#### Task to complete:
Write the entries below out again exactly; any picture in them stays out.

#### Data excerpts:
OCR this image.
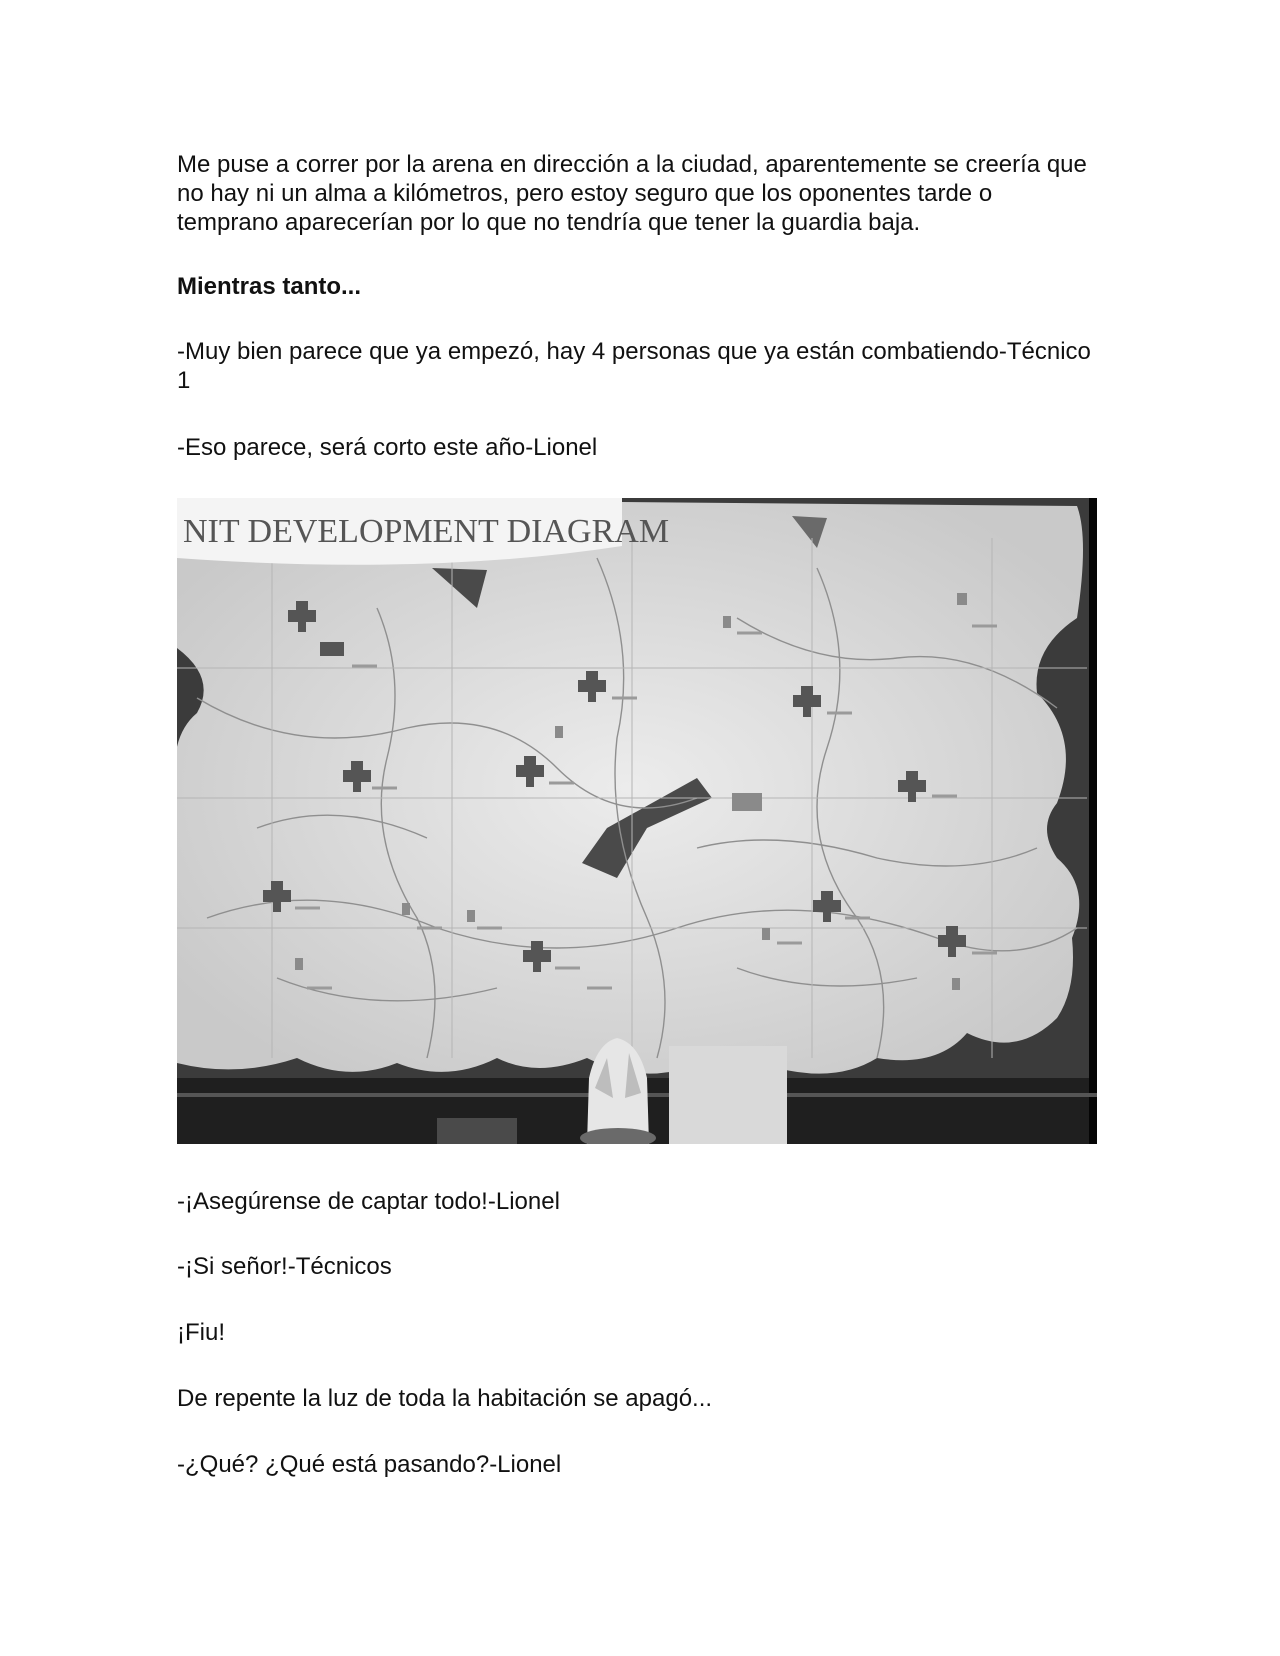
Me puse a correr por la arena en dirección a la ciudad, aparentemente se creería que no hay ni un alma a kilómetros, pero estoy seguro que los oponentes tarde o temprano aparecerían por lo que no tendría que tener la guardia baja.

Mientras tanto...

-Muy bien parece que ya empezó, hay 4 personas que ya están combatiendo-Técnico 1

-Eso parece, será corto este año-Lionel

NIT DEVELOPMENT DIAGRAM

-¡Asegúrense de captar todo!-Lionel

-¡Si señor!-Técnicos

¡Fiu!

De repente la luz de toda la habitación se apagó...

-¿Qué? ¿Qué está pasando?-Lionel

#### Task response:
OCR this image.
Me puse a correr por la arena en dirección a la ciudad, aparentemente se creería que no hay ni un alma a kilómetros, pero estoy seguro que los oponentes tarde o temprano aparecerían por lo que no tendría que tener la guardia baja.

Mientras tanto...

-Muy bien parece que ya empezó, hay 4 personas que ya están combatiendo-Técnico 1

-Eso parece, será corto este año-Lionel

NIT DEVELOPMENT DIAGRAM

-¡Asegúrense de captar todo!-Lionel

-¡Si señor!-Técnicos

¡Fiu!

De repente la luz de toda la habitación se apagó...

-¿Qué? ¿Qué está pasando?-Lionel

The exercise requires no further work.